*THE PROBLEM*
Check each line of the material. Copy those containing "Ejecutado".

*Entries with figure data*

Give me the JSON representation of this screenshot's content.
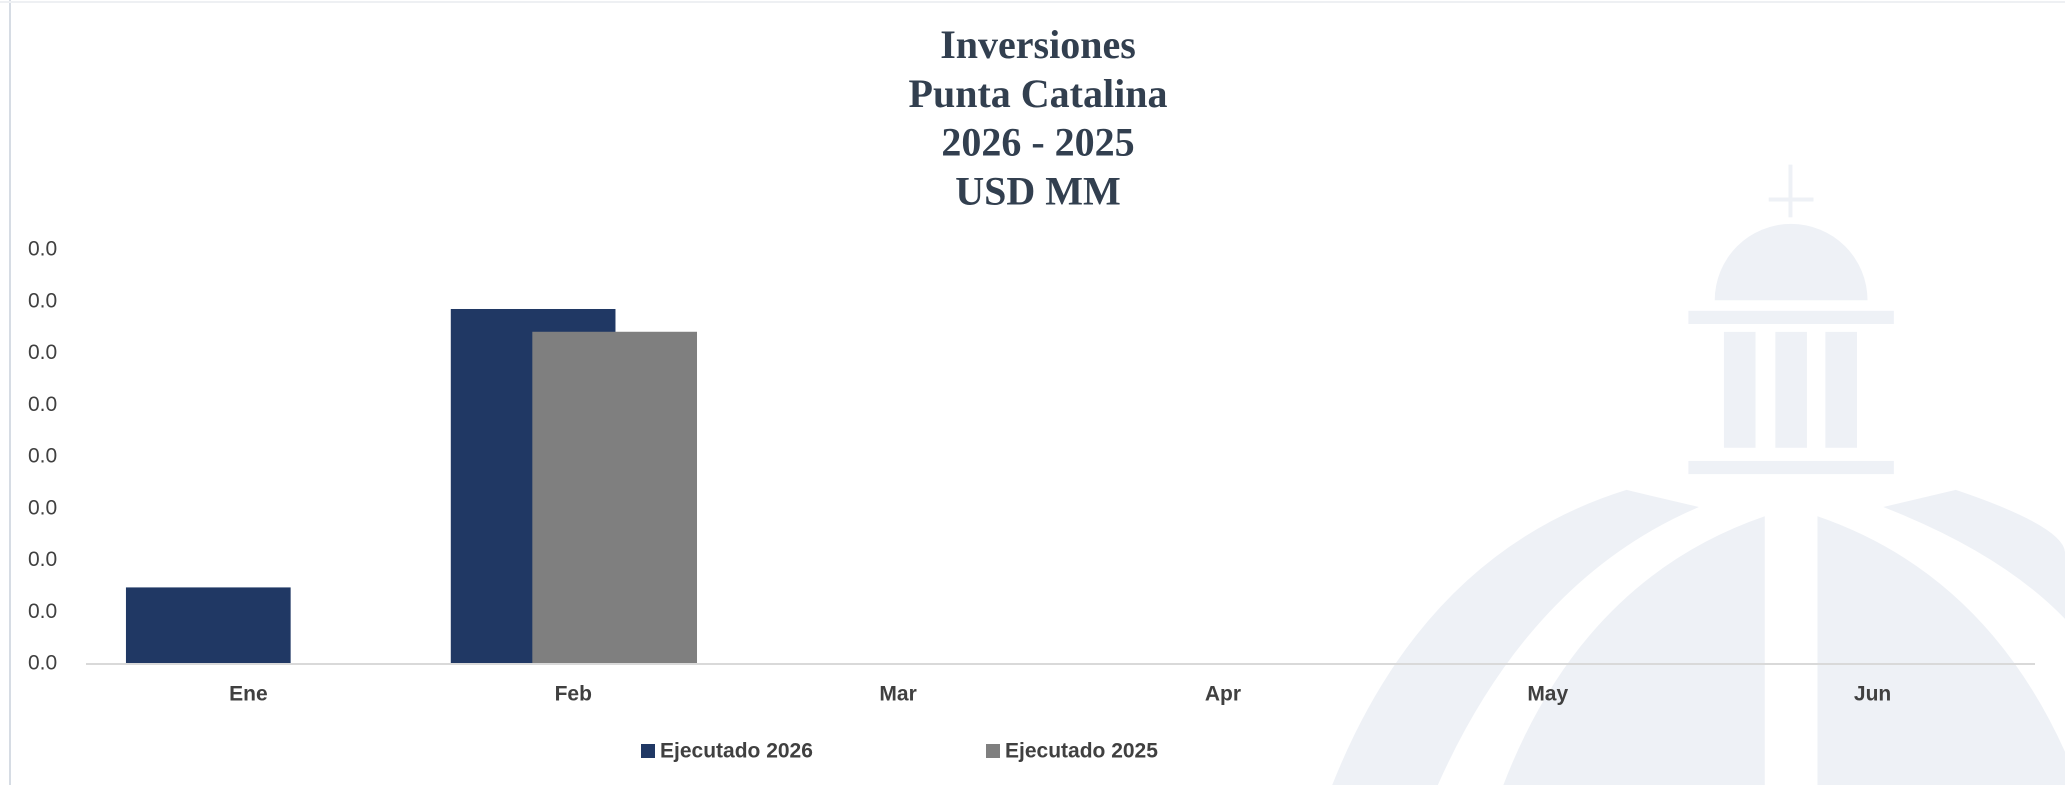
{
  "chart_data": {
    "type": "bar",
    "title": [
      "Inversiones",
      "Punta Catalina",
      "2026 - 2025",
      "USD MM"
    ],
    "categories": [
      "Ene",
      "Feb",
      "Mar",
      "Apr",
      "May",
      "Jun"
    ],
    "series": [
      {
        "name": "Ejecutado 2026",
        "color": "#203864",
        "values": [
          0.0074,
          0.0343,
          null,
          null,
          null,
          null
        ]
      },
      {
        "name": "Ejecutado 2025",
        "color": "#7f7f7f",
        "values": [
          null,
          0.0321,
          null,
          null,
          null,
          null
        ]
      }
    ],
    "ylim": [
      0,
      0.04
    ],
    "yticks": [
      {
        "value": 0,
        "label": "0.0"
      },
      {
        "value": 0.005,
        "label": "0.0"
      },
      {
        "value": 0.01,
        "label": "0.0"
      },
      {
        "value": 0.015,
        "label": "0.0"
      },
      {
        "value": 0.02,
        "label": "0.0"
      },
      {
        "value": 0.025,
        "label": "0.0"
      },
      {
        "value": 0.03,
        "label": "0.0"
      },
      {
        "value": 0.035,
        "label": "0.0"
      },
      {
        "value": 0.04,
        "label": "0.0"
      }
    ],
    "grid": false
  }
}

*ANSWER TO THE TASK*
        "name": "Ejecutado 2026",
        "name": "Ejecutado 2025",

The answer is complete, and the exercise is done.